◆ **Input rows**:
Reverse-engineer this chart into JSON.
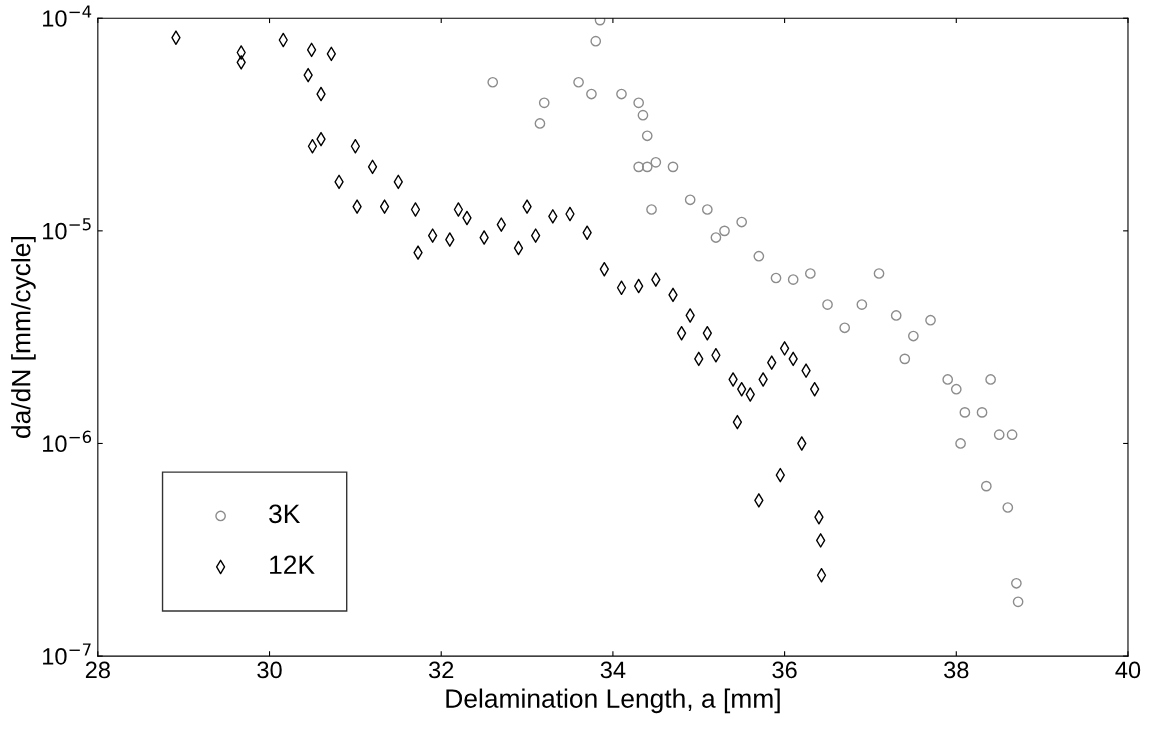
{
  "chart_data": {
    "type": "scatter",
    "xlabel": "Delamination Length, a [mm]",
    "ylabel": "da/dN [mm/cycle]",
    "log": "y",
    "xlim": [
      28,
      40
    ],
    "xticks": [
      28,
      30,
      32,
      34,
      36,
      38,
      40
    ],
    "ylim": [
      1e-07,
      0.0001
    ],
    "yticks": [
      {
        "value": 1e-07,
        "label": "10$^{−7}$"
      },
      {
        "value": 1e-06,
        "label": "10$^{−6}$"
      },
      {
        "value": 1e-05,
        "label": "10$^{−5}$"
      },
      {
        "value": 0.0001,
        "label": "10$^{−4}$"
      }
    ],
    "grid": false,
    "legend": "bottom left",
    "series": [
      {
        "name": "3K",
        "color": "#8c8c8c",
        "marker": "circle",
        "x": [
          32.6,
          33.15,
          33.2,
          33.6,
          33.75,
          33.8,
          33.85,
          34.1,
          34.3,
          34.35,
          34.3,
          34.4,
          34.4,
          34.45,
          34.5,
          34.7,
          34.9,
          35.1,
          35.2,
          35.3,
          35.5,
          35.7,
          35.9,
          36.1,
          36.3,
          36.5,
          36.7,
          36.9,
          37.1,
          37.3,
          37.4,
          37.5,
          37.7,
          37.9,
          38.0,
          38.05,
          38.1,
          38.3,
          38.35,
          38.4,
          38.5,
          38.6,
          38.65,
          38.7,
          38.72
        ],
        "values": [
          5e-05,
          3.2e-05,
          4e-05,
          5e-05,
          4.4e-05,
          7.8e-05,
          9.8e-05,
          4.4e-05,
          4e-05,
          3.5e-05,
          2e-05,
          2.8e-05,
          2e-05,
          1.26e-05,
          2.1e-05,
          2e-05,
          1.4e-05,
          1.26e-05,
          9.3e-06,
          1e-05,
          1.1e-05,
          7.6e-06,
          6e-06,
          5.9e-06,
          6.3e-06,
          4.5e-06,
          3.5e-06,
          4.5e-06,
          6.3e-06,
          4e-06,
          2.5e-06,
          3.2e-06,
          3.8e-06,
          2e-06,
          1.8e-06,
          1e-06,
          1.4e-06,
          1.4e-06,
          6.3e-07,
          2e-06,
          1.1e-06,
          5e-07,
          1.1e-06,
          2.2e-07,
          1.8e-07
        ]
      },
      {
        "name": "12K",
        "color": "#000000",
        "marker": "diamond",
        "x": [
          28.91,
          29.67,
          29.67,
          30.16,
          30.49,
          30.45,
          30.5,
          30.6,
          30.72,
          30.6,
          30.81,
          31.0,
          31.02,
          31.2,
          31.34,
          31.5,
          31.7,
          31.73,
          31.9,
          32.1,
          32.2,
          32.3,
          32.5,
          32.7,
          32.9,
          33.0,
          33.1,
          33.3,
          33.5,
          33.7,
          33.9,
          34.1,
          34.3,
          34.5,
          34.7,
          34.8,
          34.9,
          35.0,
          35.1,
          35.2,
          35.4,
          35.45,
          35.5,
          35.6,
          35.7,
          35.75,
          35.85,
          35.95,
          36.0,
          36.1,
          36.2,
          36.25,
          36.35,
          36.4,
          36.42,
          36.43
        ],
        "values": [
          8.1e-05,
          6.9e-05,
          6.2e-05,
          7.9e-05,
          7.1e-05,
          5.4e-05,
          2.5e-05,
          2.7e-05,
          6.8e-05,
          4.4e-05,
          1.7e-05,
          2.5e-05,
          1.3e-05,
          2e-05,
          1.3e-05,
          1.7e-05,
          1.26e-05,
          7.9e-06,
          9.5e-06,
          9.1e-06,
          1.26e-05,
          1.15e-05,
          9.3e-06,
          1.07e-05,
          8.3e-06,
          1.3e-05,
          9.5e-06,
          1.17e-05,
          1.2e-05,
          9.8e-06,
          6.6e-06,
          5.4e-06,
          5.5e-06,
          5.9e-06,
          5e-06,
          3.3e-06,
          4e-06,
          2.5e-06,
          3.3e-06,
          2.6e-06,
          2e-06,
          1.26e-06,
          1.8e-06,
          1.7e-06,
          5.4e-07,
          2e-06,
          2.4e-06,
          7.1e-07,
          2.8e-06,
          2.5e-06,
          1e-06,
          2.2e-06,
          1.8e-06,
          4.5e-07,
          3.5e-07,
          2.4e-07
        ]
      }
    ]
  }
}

◆ **Exercise objective**: Extract all the data above exactly, excluding every picture.

◆ **Problem solution**:
Reverse-engineer this chart into JSON.
{
  "chart_data": {
    "type": "scatter",
    "xlabel": "Delamination Length, a [mm]",
    "ylabel": "da/dN [mm/cycle]",
    "log": "y",
    "xlim": [
      28,
      40
    ],
    "xticks": [
      28,
      30,
      32,
      34,
      36,
      38,
      40
    ],
    "ylim": [
      1e-07,
      0.0001
    ],
    "yticks": [
      {
        "value": 1e-07,
        "label": "10$^{−7}$"
      },
      {
        "value": 1e-06,
        "label": "10$^{−6}$"
      },
      {
        "value": 1e-05,
        "label": "10$^{−5}$"
      },
      {
        "value": 0.0001,
        "label": "10$^{−4}$"
      }
    ],
    "grid": false,
    "legend": "bottom left",
    "series": [
      {
        "name": "3K",
        "color": "#8c8c8c",
        "marker": "circle",
        "x": [
          32.6,
          33.15,
          33.2,
          33.6,
          33.75,
          33.8,
          33.85,
          34.1,
          34.3,
          34.35,
          34.3,
          34.4,
          34.4,
          34.45,
          34.5,
          34.7,
          34.9,
          35.1,
          35.2,
          35.3,
          35.5,
          35.7,
          35.9,
          36.1,
          36.3,
          36.5,
          36.7,
          36.9,
          37.1,
          37.3,
          37.4,
          37.5,
          37.7,
          37.9,
          38.0,
          38.05,
          38.1,
          38.3,
          38.35,
          38.4,
          38.5,
          38.6,
          38.65,
          38.7,
          38.72
        ],
        "values": [
          5e-05,
          3.2e-05,
          4e-05,
          5e-05,
          4.4e-05,
          7.8e-05,
          9.8e-05,
          4.4e-05,
          4e-05,
          3.5e-05,
          2e-05,
          2.8e-05,
          2e-05,
          1.26e-05,
          2.1e-05,
          2e-05,
          1.4e-05,
          1.26e-05,
          9.3e-06,
          1e-05,
          1.1e-05,
          7.6e-06,
          6e-06,
          5.9e-06,
          6.3e-06,
          4.5e-06,
          3.5e-06,
          4.5e-06,
          6.3e-06,
          4e-06,
          2.5e-06,
          3.2e-06,
          3.8e-06,
          2e-06,
          1.8e-06,
          1e-06,
          1.4e-06,
          1.4e-06,
          6.3e-07,
          2e-06,
          1.1e-06,
          5e-07,
          1.1e-06,
          2.2e-07,
          1.8e-07
        ]
      },
      {
        "name": "12K",
        "color": "#000000",
        "marker": "diamond",
        "x": [
          28.91,
          29.67,
          29.67,
          30.16,
          30.49,
          30.45,
          30.5,
          30.6,
          30.72,
          30.6,
          30.81,
          31.0,
          31.02,
          31.2,
          31.34,
          31.5,
          31.7,
          31.73,
          31.9,
          32.1,
          32.2,
          32.3,
          32.5,
          32.7,
          32.9,
          33.0,
          33.1,
          33.3,
          33.5,
          33.7,
          33.9,
          34.1,
          34.3,
          34.5,
          34.7,
          34.8,
          34.9,
          35.0,
          35.1,
          35.2,
          35.4,
          35.45,
          35.5,
          35.6,
          35.7,
          35.75,
          35.85,
          35.95,
          36.0,
          36.1,
          36.2,
          36.25,
          36.35,
          36.4,
          36.42,
          36.43
        ],
        "values": [
          8.1e-05,
          6.9e-05,
          6.2e-05,
          7.9e-05,
          7.1e-05,
          5.4e-05,
          2.5e-05,
          2.7e-05,
          6.8e-05,
          4.4e-05,
          1.7e-05,
          2.5e-05,
          1.3e-05,
          2e-05,
          1.3e-05,
          1.7e-05,
          1.26e-05,
          7.9e-06,
          9.5e-06,
          9.1e-06,
          1.26e-05,
          1.15e-05,
          9.3e-06,
          1.07e-05,
          8.3e-06,
          1.3e-05,
          9.5e-06,
          1.17e-05,
          1.2e-05,
          9.8e-06,
          6.6e-06,
          5.4e-06,
          5.5e-06,
          5.9e-06,
          5e-06,
          3.3e-06,
          4e-06,
          2.5e-06,
          3.3e-06,
          2.6e-06,
          2e-06,
          1.26e-06,
          1.8e-06,
          1.7e-06,
          5.4e-07,
          2e-06,
          2.4e-06,
          7.1e-07,
          2.8e-06,
          2.5e-06,
          1e-06,
          2.2e-06,
          1.8e-06,
          4.5e-07,
          3.5e-07,
          2.4e-07
        ]
      }
    ]
  }
}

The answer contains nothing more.